Task brief:
From the listing that follows, extract every line and set it down unaltered.
▬▬▬▬▬▬
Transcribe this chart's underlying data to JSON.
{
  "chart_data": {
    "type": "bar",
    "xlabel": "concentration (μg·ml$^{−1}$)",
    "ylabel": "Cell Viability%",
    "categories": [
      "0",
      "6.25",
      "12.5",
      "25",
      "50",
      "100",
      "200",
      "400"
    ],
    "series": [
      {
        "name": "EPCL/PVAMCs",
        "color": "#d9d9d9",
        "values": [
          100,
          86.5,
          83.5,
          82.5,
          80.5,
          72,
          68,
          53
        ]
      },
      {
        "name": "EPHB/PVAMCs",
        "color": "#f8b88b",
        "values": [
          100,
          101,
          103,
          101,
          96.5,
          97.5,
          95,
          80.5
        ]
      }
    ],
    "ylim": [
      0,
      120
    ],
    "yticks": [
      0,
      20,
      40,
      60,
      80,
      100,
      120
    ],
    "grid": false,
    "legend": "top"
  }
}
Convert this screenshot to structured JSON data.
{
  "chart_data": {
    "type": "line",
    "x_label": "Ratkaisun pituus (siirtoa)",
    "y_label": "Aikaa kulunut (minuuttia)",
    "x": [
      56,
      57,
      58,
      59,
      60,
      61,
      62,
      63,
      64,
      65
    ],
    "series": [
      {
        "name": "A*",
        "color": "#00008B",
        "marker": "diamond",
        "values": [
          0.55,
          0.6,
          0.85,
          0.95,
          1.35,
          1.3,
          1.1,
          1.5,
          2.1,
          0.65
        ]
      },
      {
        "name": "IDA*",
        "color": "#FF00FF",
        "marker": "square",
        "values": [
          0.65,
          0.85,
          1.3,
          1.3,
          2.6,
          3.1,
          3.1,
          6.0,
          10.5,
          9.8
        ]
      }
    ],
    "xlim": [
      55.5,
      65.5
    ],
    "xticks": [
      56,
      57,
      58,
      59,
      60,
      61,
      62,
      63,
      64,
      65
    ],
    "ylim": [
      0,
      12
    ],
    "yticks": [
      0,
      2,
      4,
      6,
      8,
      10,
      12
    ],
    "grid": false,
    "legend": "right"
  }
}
▬▬▬▬▬▬
Output for this task:
Transcribe this chart's underlying data to JSON.
{
  "chart_data": {
    "type": "bar",
    "xlabel": "concentration (μg·ml$^{−1}$)",
    "ylabel": "Cell Viability%",
    "categories": [
      "0",
      "6.25",
      "12.5",
      "25",
      "50",
      "100",
      "200",
      "400"
    ],
    "series": [
      {
        "name": "EPCL/PVAMCs",
        "color": "#d9d9d9",
        "values": [
          100,
          86.5,
          83.5,
          82.5,
          80.5,
          72,
          68,
          53
        ]
      },
      {
        "name": "EPHB/PVAMCs",
        "color": "#f8b88b",
        "values": [
          100,
          101,
          103,
          101,
          96.5,
          97.5,
          95,
          80.5
        ]
      }
    ],
    "ylim": [
      0,
      120
    ],
    "yticks": [
      0,
      20,
      40,
      60,
      80,
      100,
      120
    ],
    "grid": false,
    "legend": "top"
  }
}
Convert this screenshot to structured JSON data.
{
  "chart_data": {
    "type": "line",
    "x_label": "Ratkaisun pituus (siirtoa)",
    "y_label": "Aikaa kulunut (minuuttia)",
    "x": [
      56,
      57,
      58,
      59,
      60,
      61,
      62,
      63,
      64,
      65
    ],
    "series": [
      {
        "name": "A*",
        "color": "#00008B",
        "marker": "diamond",
        "values": [
          0.55,
          0.6,
          0.85,
          0.95,
          1.35,
          1.3,
          1.1,
          1.5,
          2.1,
          0.65
        ]
      },
      {
        "name": "IDA*",
        "color": "#FF00FF",
        "marker": "square",
        "values": [
          0.65,
          0.85,
          1.3,
          1.3,
          2.6,
          3.1,
          3.1,
          6.0,
          10.5,
          9.8
        ]
      }
    ],
    "xlim": [
      55.5,
      65.5
    ],
    "xticks": [
      56,
      57,
      58,
      59,
      60,
      61,
      62,
      63,
      64,
      65
    ],
    "ylim": [
      0,
      12
    ],
    "yticks": [
      0,
      2,
      4,
      6,
      8,
      10,
      12
    ],
    "grid": false,
    "legend": "right"
  }
}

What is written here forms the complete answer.